Reply with the count of lines holding "如图所示", nothing more.

• SUPPLIED MATERIAL:
[Begin]
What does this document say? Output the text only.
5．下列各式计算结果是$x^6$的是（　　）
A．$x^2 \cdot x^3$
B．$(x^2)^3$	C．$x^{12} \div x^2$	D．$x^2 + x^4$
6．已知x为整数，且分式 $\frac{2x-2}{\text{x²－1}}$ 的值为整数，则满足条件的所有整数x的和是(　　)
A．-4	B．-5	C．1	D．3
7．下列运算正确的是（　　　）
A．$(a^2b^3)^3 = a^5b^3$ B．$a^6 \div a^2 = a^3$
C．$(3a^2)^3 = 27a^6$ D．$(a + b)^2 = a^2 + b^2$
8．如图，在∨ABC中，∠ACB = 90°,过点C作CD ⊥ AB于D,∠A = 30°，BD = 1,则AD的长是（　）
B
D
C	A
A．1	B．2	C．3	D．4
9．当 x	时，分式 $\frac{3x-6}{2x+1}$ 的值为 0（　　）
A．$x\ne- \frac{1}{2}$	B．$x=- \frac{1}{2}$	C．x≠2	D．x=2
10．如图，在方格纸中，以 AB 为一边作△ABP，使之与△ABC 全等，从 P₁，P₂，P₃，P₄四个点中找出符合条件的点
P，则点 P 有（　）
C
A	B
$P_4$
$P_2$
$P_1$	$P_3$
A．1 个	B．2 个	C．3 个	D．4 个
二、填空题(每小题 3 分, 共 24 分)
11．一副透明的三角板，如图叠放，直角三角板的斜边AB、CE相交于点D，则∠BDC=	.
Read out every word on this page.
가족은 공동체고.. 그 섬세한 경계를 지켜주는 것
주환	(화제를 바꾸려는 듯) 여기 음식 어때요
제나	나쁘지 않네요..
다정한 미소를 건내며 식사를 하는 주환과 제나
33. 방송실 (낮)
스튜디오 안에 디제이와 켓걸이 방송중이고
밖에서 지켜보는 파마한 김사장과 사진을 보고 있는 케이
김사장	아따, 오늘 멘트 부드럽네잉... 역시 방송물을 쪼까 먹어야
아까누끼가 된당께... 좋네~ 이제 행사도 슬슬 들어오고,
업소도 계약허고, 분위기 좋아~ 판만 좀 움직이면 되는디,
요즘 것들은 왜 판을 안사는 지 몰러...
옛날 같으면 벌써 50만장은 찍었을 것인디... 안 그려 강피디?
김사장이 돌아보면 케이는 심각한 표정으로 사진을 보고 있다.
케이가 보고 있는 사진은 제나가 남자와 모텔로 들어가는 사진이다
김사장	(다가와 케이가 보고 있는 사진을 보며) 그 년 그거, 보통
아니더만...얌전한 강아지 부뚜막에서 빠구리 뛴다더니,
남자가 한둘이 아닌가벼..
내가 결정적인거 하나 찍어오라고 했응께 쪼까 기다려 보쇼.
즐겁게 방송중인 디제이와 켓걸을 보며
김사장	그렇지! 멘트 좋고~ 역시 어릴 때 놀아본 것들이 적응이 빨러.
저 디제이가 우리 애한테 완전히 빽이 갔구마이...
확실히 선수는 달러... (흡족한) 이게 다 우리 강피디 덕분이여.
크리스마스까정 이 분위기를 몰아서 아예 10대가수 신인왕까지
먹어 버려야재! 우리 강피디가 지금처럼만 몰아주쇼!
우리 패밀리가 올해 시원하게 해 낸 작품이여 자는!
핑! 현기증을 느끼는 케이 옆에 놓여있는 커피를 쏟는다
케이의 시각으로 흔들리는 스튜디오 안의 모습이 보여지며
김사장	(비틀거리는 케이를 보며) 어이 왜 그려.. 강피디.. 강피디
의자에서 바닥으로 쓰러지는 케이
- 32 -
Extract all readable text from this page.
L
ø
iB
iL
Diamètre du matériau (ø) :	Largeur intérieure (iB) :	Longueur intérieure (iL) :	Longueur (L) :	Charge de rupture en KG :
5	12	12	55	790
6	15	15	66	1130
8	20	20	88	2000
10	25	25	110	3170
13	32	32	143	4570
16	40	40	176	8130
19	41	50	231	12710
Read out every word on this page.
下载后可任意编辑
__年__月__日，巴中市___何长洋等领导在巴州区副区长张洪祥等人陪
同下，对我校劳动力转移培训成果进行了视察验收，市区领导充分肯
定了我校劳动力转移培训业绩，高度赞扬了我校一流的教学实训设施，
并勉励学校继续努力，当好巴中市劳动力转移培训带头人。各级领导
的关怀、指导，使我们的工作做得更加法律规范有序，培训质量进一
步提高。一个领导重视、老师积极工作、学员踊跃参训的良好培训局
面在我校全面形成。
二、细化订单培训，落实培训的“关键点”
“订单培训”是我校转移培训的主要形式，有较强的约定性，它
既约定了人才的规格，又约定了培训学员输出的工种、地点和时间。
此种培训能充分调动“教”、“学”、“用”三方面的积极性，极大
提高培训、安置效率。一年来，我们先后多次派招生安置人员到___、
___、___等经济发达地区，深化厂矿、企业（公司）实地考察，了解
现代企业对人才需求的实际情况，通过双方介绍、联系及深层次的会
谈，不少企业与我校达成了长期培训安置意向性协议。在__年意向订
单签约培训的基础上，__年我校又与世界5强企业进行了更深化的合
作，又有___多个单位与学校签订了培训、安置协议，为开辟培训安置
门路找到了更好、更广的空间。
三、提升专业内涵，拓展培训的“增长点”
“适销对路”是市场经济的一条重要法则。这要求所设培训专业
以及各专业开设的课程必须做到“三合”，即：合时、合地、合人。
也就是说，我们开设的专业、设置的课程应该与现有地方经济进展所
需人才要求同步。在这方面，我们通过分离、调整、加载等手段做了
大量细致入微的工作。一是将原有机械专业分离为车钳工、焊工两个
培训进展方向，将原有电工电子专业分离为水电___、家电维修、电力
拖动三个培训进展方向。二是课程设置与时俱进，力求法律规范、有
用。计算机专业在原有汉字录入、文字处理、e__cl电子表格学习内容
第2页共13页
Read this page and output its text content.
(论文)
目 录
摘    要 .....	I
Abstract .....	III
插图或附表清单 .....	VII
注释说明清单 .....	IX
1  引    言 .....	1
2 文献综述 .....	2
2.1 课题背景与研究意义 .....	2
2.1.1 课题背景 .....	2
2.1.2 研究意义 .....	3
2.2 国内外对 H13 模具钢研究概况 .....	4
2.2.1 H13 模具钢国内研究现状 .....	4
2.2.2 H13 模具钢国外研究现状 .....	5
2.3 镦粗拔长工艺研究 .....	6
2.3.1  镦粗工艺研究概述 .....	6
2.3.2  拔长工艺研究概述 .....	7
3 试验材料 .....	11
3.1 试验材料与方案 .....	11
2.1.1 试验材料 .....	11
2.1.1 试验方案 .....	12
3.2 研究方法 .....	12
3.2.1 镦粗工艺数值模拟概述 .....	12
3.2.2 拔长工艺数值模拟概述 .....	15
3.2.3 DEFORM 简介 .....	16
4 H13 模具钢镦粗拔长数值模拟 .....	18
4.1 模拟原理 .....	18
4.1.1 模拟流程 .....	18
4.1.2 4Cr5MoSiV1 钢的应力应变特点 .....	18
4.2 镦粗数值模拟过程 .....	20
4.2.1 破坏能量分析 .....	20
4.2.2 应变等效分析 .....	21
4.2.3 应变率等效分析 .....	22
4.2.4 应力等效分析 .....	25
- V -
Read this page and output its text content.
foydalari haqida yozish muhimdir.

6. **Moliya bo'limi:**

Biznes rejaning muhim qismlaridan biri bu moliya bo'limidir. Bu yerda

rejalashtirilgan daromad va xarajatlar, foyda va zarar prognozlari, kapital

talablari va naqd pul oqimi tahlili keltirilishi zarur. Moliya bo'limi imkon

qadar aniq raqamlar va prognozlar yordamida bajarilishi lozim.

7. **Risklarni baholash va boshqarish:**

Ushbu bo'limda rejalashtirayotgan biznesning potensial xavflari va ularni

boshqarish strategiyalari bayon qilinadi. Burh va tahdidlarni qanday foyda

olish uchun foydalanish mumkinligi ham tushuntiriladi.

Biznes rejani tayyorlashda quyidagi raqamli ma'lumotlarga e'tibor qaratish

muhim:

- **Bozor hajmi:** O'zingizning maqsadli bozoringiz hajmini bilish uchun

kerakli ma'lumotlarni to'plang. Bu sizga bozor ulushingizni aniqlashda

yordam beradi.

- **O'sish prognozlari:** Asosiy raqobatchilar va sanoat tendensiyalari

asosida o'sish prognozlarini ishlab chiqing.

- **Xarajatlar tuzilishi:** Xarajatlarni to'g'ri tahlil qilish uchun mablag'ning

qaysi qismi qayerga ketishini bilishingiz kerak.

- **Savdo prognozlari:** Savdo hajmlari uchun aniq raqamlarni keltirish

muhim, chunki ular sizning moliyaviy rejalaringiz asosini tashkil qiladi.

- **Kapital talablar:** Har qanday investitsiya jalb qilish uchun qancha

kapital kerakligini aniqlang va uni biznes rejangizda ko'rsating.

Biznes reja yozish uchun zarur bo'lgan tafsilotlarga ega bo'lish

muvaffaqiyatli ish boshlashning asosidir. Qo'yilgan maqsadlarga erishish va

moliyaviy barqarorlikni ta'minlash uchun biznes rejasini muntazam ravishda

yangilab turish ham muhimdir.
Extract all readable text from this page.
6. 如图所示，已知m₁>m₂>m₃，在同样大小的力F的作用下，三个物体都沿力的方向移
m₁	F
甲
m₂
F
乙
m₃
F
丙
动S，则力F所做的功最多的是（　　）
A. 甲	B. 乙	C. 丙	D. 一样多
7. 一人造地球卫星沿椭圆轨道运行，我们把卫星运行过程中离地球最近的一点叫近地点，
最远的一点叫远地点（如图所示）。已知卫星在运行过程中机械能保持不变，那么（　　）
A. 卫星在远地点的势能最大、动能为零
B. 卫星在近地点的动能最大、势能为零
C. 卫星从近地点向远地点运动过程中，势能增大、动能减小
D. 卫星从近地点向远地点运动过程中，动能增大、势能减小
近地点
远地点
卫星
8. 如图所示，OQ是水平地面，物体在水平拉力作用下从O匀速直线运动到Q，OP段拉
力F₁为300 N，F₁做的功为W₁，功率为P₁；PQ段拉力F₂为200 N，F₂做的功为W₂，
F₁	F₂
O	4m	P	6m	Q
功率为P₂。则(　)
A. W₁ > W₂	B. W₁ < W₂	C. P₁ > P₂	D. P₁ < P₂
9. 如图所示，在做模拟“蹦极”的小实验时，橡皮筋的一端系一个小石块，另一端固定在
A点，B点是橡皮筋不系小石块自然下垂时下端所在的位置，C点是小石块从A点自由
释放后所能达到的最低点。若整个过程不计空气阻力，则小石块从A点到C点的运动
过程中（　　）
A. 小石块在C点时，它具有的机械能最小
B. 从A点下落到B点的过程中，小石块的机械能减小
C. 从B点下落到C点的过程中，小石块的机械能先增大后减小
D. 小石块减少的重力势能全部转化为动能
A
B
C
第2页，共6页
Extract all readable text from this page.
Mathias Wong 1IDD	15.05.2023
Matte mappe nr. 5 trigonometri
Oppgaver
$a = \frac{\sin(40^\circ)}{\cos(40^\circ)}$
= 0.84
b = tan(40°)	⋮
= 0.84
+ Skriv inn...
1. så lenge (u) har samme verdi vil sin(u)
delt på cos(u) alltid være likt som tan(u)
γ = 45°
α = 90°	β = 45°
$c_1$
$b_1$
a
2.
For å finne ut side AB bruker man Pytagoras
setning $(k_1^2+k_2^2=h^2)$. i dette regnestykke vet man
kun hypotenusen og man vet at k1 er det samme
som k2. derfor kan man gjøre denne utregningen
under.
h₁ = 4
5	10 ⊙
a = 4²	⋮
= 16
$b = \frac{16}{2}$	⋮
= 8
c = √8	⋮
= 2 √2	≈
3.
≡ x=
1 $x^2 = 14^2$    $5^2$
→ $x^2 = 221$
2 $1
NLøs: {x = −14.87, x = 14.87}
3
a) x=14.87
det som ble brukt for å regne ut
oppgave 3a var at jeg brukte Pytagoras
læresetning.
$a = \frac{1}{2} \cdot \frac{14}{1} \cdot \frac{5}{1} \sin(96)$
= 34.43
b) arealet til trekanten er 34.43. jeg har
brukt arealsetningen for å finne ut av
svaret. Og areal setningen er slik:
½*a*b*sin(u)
[End]
• TASK SOLUTION:
4